AVAILABLE DATA
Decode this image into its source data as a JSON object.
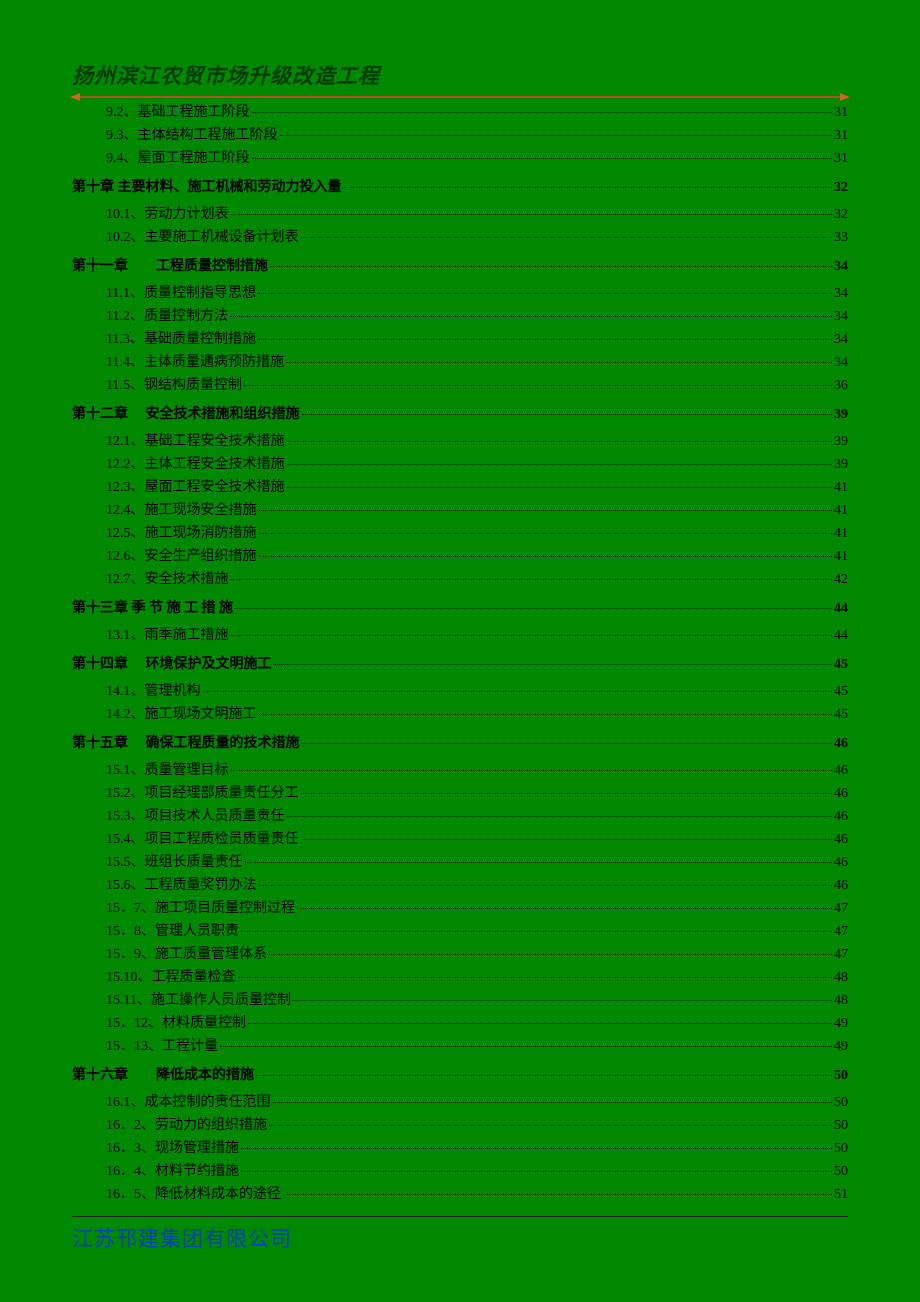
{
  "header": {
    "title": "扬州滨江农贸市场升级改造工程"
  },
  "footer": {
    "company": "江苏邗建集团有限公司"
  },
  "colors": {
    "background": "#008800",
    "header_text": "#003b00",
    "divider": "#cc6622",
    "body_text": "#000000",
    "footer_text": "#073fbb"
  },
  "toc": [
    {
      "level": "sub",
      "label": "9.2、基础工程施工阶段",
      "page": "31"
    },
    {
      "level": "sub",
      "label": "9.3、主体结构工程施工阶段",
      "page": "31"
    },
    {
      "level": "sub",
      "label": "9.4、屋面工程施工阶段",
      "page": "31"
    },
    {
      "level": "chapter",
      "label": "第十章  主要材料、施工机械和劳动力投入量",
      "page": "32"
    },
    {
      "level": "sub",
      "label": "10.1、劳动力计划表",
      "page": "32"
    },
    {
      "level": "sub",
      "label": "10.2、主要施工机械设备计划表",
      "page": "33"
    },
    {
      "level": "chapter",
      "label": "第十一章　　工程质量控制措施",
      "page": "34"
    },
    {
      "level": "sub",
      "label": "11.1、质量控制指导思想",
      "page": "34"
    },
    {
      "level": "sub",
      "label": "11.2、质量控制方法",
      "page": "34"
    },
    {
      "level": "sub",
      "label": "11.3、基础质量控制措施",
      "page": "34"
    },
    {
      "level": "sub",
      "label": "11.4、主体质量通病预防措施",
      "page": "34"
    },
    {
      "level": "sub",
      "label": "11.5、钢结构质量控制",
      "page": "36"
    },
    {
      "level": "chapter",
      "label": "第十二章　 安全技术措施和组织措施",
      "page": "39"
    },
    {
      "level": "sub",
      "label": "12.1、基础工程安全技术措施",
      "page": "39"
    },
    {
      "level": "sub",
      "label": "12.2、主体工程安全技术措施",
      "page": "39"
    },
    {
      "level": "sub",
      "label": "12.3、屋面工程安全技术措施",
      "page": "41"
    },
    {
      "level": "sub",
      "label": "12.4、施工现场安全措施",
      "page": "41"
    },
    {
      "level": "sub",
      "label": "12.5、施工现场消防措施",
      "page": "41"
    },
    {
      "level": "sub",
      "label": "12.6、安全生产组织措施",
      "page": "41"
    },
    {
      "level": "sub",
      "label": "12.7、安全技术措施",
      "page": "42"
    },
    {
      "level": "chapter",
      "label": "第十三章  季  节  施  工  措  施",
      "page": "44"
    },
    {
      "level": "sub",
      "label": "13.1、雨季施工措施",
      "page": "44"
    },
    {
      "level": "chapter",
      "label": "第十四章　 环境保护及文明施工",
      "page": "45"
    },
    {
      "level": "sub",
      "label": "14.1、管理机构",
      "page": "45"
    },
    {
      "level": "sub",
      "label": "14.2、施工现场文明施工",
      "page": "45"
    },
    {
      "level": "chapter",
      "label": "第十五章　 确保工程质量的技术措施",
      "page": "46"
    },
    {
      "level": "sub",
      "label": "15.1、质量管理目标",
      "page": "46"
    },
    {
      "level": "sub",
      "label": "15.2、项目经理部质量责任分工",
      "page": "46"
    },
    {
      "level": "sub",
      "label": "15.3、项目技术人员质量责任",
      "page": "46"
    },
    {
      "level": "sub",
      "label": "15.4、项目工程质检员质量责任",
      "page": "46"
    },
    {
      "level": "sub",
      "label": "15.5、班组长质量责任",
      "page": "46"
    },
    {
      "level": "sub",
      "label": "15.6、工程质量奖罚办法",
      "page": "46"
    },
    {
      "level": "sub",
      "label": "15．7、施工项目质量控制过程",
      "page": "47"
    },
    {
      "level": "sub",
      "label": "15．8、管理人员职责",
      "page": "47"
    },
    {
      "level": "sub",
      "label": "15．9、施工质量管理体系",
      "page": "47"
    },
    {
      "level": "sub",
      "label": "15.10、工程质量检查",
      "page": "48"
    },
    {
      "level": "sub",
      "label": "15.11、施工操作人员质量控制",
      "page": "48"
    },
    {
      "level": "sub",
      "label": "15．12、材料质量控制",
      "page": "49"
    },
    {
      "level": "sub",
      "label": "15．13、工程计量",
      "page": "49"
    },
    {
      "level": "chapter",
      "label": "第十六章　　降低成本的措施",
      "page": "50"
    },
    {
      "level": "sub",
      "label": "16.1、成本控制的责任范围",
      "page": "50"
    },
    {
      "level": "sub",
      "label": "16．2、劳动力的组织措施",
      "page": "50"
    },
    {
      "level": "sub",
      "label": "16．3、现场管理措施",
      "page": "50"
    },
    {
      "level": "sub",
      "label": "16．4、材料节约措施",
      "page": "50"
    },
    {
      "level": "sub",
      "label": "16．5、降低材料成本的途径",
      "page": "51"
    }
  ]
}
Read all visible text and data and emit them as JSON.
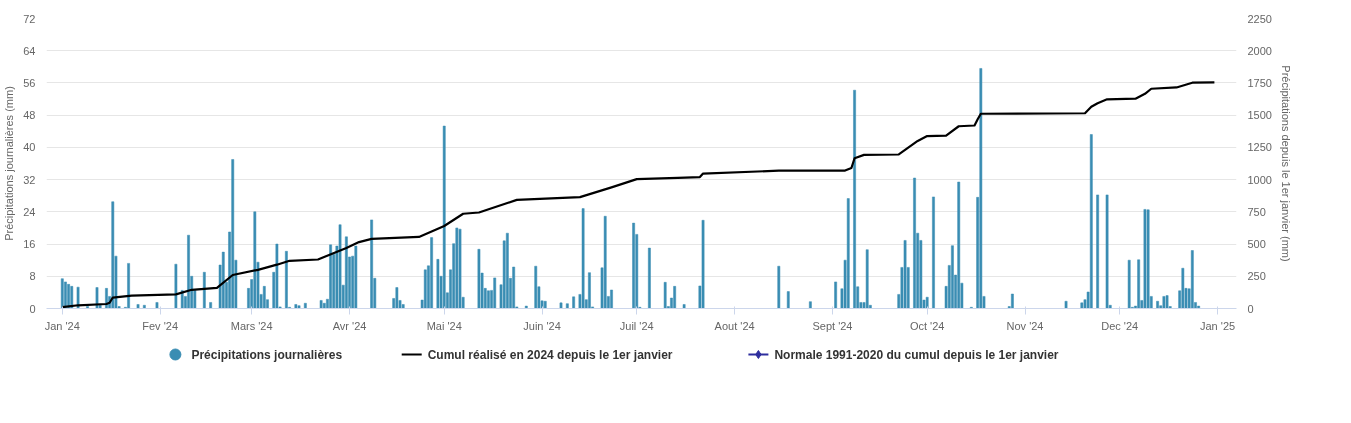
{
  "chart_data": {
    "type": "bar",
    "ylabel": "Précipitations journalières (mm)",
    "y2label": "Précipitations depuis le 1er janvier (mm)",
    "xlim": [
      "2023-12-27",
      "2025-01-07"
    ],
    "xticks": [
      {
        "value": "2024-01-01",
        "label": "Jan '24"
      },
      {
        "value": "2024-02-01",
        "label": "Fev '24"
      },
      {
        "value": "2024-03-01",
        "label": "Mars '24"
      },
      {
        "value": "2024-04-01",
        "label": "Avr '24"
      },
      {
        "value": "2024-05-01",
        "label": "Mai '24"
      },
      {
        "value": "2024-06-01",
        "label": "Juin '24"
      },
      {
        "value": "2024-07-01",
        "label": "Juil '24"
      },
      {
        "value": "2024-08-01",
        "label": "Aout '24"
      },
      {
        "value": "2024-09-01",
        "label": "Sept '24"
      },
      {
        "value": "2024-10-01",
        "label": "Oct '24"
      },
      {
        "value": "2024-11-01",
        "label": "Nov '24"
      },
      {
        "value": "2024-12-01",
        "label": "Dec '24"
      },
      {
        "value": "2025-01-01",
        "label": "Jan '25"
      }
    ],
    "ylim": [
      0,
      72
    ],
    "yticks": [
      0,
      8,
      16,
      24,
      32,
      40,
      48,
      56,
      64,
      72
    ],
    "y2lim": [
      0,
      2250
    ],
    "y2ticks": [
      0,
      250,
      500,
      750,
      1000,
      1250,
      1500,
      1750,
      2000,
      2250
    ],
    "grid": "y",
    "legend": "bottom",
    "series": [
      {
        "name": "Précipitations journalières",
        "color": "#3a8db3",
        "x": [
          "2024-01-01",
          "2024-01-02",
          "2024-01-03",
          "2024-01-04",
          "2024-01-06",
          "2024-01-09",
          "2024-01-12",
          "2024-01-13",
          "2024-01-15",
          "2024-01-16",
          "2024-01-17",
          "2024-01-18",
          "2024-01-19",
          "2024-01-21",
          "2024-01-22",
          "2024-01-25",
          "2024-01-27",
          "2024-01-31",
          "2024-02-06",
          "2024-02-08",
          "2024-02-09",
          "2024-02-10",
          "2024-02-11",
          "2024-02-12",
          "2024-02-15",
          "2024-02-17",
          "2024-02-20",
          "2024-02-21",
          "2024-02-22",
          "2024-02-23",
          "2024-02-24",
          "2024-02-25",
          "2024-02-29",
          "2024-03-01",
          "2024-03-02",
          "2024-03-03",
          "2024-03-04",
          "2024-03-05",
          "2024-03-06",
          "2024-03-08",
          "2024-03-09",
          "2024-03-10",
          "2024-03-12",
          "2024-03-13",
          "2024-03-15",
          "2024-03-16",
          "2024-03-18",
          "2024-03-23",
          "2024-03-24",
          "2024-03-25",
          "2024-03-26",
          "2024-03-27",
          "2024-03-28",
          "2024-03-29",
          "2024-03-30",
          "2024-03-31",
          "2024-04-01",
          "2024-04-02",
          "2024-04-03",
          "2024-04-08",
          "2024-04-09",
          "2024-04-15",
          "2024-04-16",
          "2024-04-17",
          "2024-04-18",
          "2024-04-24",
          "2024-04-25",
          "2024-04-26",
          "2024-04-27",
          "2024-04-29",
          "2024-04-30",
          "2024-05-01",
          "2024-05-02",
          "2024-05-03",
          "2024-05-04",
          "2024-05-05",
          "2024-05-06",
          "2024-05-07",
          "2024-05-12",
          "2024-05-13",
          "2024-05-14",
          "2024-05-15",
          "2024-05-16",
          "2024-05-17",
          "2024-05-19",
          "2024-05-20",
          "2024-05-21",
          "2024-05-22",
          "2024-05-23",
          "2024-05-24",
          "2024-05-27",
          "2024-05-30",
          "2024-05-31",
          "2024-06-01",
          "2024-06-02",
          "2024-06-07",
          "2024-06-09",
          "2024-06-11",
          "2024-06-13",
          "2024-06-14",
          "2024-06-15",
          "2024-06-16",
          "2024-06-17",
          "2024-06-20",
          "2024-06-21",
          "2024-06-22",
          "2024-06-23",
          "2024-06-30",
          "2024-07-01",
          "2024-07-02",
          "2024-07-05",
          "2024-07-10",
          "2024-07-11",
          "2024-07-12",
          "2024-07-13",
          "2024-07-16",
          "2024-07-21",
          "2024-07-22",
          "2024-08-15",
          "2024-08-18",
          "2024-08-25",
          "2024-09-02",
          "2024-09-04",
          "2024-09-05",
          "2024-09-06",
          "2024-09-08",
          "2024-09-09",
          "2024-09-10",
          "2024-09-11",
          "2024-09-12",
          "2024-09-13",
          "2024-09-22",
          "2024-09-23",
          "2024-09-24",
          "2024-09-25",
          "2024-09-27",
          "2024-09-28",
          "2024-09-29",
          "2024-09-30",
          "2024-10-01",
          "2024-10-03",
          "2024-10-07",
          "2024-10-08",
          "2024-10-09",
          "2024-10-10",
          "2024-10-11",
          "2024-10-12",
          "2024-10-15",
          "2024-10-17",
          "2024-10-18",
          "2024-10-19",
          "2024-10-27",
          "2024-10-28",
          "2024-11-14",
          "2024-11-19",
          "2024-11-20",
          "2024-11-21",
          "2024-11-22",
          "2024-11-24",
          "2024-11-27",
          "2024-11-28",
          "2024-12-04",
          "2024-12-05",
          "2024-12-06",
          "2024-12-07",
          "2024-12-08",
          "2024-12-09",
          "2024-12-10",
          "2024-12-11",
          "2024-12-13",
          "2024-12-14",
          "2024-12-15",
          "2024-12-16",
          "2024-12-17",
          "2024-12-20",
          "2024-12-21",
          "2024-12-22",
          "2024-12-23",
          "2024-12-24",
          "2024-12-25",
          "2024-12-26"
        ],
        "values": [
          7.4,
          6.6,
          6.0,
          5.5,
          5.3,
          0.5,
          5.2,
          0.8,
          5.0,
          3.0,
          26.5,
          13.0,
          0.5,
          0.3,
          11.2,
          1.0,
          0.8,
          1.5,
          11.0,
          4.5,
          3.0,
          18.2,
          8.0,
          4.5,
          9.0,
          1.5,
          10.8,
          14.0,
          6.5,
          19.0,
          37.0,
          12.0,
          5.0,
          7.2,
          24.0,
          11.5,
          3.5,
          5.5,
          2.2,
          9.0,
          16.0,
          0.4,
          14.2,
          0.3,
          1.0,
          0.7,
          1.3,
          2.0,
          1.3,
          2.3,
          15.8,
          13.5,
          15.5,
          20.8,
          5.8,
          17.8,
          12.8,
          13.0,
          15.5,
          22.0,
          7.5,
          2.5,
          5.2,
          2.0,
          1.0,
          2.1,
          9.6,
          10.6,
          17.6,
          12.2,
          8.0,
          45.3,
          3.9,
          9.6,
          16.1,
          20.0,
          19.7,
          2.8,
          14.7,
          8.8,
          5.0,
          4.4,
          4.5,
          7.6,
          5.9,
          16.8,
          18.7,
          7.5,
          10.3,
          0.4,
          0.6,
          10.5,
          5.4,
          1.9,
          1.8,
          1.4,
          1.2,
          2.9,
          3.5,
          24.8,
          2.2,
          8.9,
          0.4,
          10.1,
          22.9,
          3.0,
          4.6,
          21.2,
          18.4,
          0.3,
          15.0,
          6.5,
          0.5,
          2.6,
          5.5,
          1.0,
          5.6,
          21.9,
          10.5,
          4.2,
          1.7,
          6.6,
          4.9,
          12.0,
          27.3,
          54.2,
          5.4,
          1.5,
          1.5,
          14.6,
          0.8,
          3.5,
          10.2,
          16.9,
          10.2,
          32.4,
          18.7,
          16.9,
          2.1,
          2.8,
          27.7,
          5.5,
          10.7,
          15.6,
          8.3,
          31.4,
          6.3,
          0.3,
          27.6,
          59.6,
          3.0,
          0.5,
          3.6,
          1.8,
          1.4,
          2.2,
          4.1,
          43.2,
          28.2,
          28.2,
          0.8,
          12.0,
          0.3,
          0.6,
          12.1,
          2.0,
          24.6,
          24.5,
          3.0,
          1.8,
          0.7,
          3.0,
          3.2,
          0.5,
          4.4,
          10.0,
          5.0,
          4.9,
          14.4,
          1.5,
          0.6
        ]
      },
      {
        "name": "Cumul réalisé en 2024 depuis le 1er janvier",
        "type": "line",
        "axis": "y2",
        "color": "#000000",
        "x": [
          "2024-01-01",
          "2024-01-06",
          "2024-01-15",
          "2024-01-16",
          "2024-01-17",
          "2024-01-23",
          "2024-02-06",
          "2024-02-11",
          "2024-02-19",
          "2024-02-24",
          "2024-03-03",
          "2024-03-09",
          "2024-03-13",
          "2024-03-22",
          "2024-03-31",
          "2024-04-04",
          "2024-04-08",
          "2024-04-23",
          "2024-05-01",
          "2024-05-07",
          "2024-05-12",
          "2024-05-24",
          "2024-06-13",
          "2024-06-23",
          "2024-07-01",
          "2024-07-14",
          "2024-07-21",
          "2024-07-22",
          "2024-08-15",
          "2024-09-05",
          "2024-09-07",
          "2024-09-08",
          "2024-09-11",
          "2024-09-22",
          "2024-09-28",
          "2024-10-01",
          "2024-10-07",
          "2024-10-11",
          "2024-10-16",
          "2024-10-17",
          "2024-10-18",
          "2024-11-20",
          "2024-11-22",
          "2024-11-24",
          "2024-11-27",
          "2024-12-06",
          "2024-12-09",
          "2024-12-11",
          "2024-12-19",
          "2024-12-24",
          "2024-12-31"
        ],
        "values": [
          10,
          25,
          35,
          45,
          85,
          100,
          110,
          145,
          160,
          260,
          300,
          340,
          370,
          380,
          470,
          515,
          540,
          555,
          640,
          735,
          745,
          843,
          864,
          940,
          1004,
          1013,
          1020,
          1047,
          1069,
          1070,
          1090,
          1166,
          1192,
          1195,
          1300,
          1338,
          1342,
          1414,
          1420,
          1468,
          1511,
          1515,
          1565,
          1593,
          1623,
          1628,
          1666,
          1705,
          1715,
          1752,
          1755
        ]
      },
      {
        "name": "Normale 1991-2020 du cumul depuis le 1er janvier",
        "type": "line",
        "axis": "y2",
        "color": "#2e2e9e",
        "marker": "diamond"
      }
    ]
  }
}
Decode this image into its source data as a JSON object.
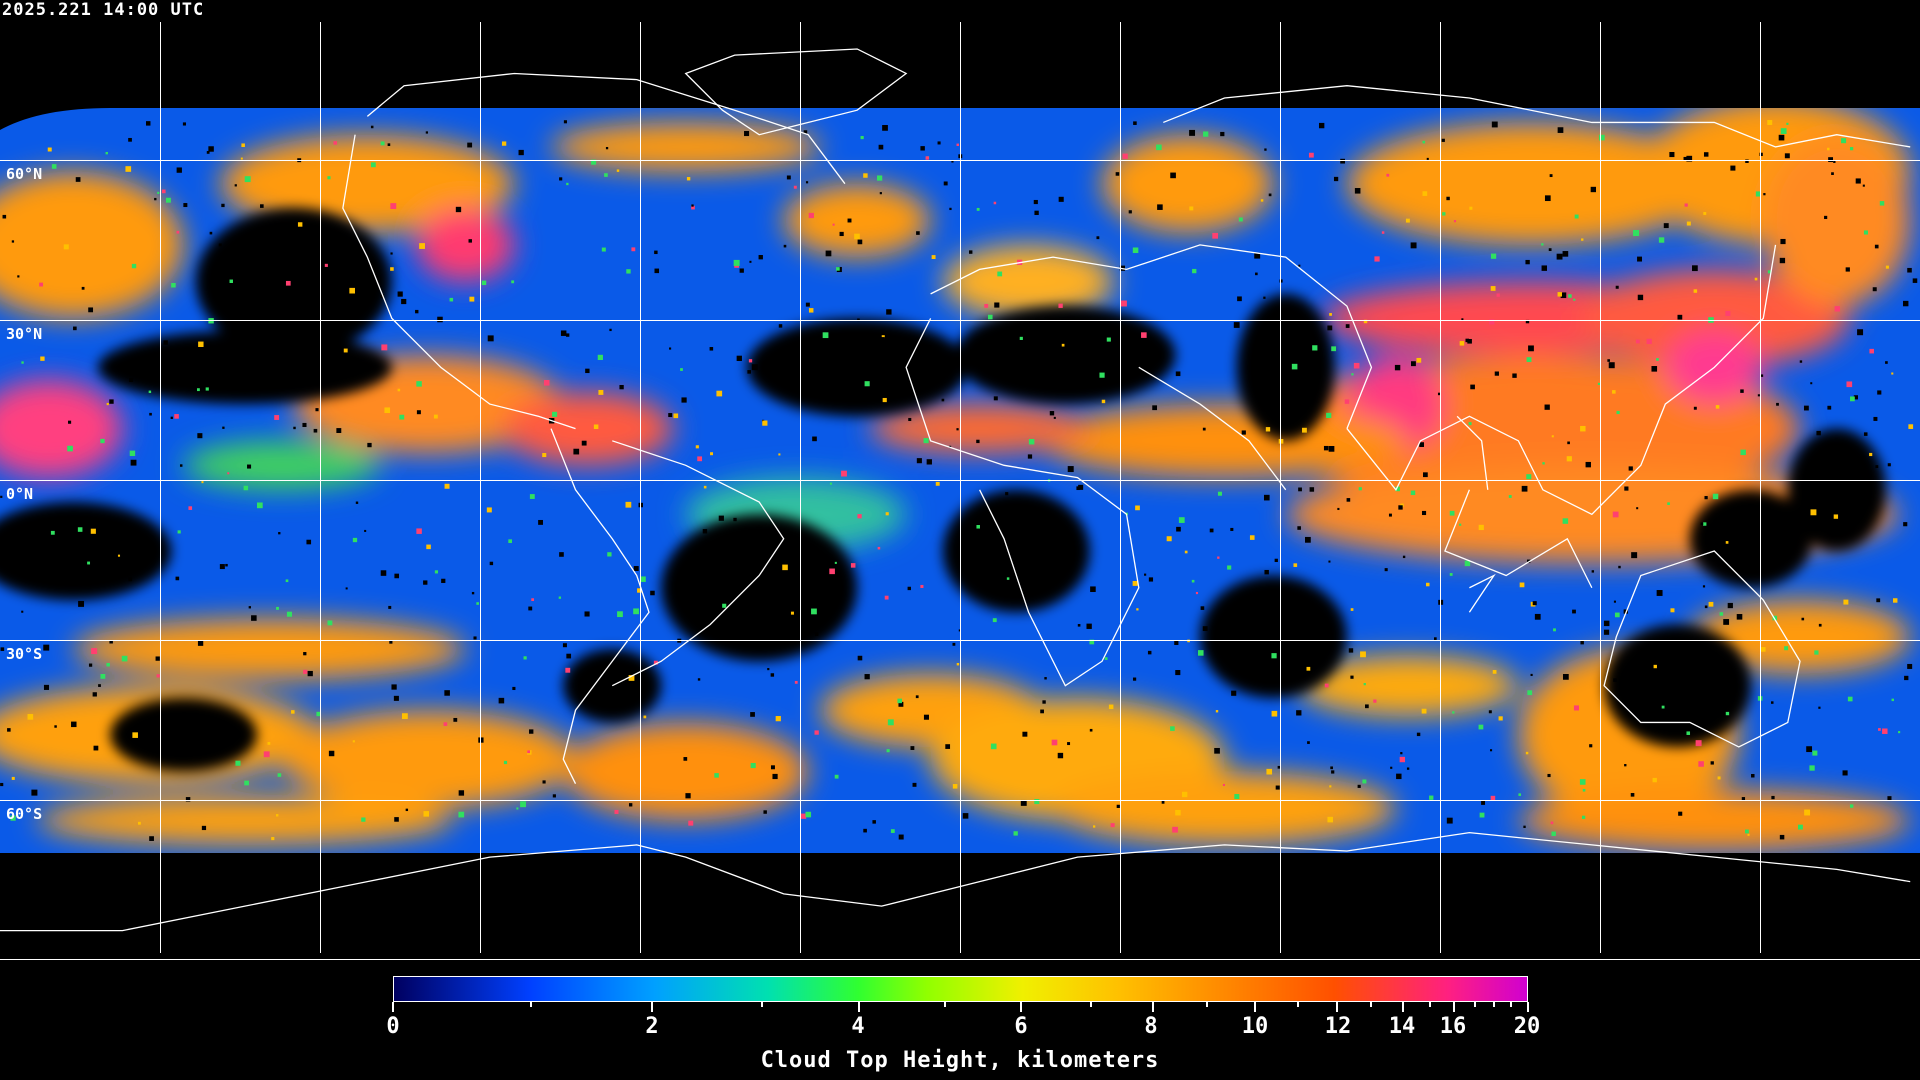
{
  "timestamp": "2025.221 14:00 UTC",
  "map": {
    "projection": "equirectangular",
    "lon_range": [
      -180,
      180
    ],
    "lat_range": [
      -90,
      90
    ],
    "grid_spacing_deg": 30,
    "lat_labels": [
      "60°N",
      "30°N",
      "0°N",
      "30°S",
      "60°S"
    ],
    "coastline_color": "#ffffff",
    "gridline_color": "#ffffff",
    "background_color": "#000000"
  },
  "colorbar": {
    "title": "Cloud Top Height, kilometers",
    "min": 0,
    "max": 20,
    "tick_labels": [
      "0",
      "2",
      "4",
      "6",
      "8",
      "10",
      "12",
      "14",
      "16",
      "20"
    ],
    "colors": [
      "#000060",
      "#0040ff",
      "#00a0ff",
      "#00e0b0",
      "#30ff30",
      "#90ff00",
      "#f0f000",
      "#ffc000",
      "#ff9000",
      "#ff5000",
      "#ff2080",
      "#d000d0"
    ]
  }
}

OBJECTIVE
Pick out the lines that contain "ffffff" and copy them.

OUTPUT FOR THIS TASK
    "coastline_color": "#ffffff",
    "gridline_color": "#ffffff",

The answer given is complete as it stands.